___ Records shown ___
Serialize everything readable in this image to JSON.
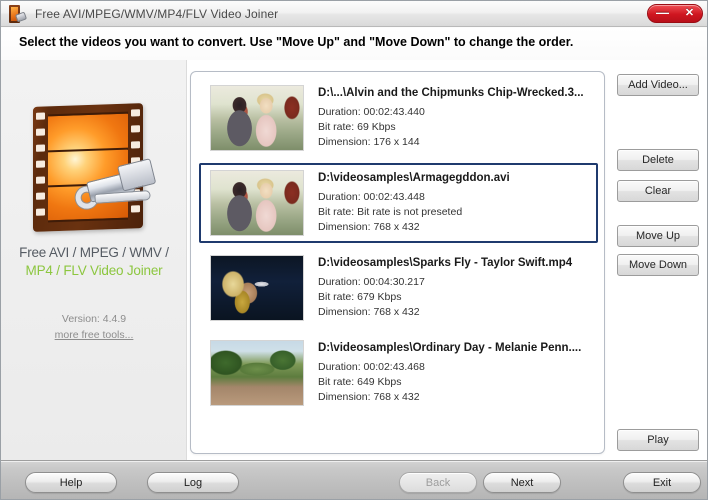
{
  "window": {
    "title": "Free AVI/MPEG/WMV/MP4/FLV Video Joiner",
    "icon": "film-reel-icon",
    "minimize_label": "—",
    "close_label": "✕",
    "close_button_color": "#cf1620"
  },
  "header": {
    "instruction": "Select the videos you want to convert. Use \"Move Up\" and \"Move Down\" to change the order."
  },
  "sidebar": {
    "logo_icon": "filmstrip-tool-logo",
    "brand_line1": "Free AVI / MPEG / WMV /",
    "brand_line2": "MP4 / FLV Video Joiner",
    "brand_line2_color": "#8cc63f",
    "version": "Version: 4.4.9",
    "more_tools_link": "more free tools..."
  },
  "video_list": {
    "items": [
      {
        "thumb": "couple-outdoors-thumbnail",
        "filename": "D:\\...\\Alvin and the Chipmunks Chip-Wrecked.3...",
        "duration": "Duration: 00:02:43.440",
        "bitrate": "Bit rate: 69 Kbps",
        "dimension": "Dimension: 176 x 144",
        "selected": false
      },
      {
        "thumb": "couple-outdoors-thumbnail",
        "filename": "D:\\videosamples\\Armagegddon.avi",
        "duration": "Duration: 00:02:43.448",
        "bitrate": "Bit rate: Bit rate is not preseted",
        "dimension": "Dimension: 768 x 432",
        "selected": true
      },
      {
        "thumb": "concert-singer-thumbnail",
        "filename": "D:\\videosamples\\Sparks Fly - Taylor Swift.mp4",
        "duration": "Duration: 00:04:30.217",
        "bitrate": "Bit rate: 679 Kbps",
        "dimension": "Dimension: 768 x 432",
        "selected": false
      },
      {
        "thumb": "park-path-thumbnail",
        "filename": "D:\\videosamples\\Ordinary Day - Melanie Penn....",
        "duration": "Duration: 00:02:43.468",
        "bitrate": "Bit rate: 649 Kbps",
        "dimension": "Dimension: 768 x 432",
        "selected": false
      }
    ]
  },
  "side_buttons": {
    "add_video": "Add Video...",
    "delete": "Delete",
    "clear": "Clear",
    "move_up": "Move Up",
    "move_down": "Move Down",
    "play": "Play"
  },
  "footer": {
    "help": "Help",
    "log": "Log",
    "back": "Back",
    "back_disabled": true,
    "next": "Next",
    "exit": "Exit"
  }
}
___
* Requirements
Write the listing above out again exactly, dropping each image.

* Written reply
Serialize everything readable in this image to JSON.
{
  "window": {
    "title": "Free AVI/MPEG/WMV/MP4/FLV Video Joiner",
    "icon": "film-reel-icon",
    "minimize_label": "—",
    "close_label": "✕",
    "close_button_color": "#cf1620"
  },
  "header": {
    "instruction": "Select the videos you want to convert. Use \"Move Up\" and \"Move Down\" to change the order."
  },
  "sidebar": {
    "logo_icon": "filmstrip-tool-logo",
    "brand_line1": "Free AVI / MPEG / WMV /",
    "brand_line2": "MP4 / FLV Video Joiner",
    "brand_line2_color": "#8cc63f",
    "version": "Version: 4.4.9",
    "more_tools_link": "more free tools..."
  },
  "video_list": {
    "items": [
      {
        "thumb": "couple-outdoors-thumbnail",
        "filename": "D:\\...\\Alvin and the Chipmunks Chip-Wrecked.3...",
        "duration": "Duration: 00:02:43.440",
        "bitrate": "Bit rate: 69 Kbps",
        "dimension": "Dimension: 176 x 144",
        "selected": false
      },
      {
        "thumb": "couple-outdoors-thumbnail",
        "filename": "D:\\videosamples\\Armagegddon.avi",
        "duration": "Duration: 00:02:43.448",
        "bitrate": "Bit rate: Bit rate is not preseted",
        "dimension": "Dimension: 768 x 432",
        "selected": true
      },
      {
        "thumb": "concert-singer-thumbnail",
        "filename": "D:\\videosamples\\Sparks Fly - Taylor Swift.mp4",
        "duration": "Duration: 00:04:30.217",
        "bitrate": "Bit rate: 679 Kbps",
        "dimension": "Dimension: 768 x 432",
        "selected": false
      },
      {
        "thumb": "park-path-thumbnail",
        "filename": "D:\\videosamples\\Ordinary Day - Melanie Penn....",
        "duration": "Duration: 00:02:43.468",
        "bitrate": "Bit rate: 649 Kbps",
        "dimension": "Dimension: 768 x 432",
        "selected": false
      }
    ]
  },
  "side_buttons": {
    "add_video": "Add Video...",
    "delete": "Delete",
    "clear": "Clear",
    "move_up": "Move Up",
    "move_down": "Move Down",
    "play": "Play"
  },
  "footer": {
    "help": "Help",
    "log": "Log",
    "back": "Back",
    "back_disabled": true,
    "next": "Next",
    "exit": "Exit"
  }
}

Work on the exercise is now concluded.